(A block of data)
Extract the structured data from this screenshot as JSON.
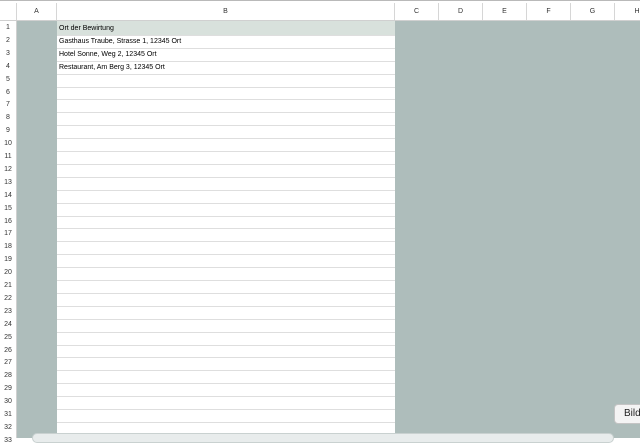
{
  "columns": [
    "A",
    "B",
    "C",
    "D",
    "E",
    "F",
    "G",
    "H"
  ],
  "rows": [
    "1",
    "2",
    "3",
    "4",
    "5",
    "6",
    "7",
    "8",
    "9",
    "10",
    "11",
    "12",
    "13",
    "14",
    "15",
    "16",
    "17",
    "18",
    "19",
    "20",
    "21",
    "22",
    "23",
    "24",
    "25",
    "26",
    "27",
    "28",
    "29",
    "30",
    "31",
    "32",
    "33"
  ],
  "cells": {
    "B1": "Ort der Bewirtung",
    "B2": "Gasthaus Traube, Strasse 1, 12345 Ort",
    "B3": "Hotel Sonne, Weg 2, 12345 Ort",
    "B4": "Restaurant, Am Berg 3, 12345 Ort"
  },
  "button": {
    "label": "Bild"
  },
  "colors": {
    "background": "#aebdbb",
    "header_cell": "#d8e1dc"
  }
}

Task to complete: Return each line of the data, keeping its wording exact and omitting pictures.

Written solution:
Extract the structured data from this screenshot as JSON.
{
  "columns": [
    "A",
    "B",
    "C",
    "D",
    "E",
    "F",
    "G",
    "H"
  ],
  "rows": [
    "1",
    "2",
    "3",
    "4",
    "5",
    "6",
    "7",
    "8",
    "9",
    "10",
    "11",
    "12",
    "13",
    "14",
    "15",
    "16",
    "17",
    "18",
    "19",
    "20",
    "21",
    "22",
    "23",
    "24",
    "25",
    "26",
    "27",
    "28",
    "29",
    "30",
    "31",
    "32",
    "33"
  ],
  "cells": {
    "B1": "Ort der Bewirtung",
    "B2": "Gasthaus Traube, Strasse 1, 12345 Ort",
    "B3": "Hotel Sonne, Weg 2, 12345 Ort",
    "B4": "Restaurant, Am Berg 3, 12345 Ort"
  },
  "button": {
    "label": "Bild"
  },
  "colors": {
    "background": "#aebdbb",
    "header_cell": "#d8e1dc"
  }
}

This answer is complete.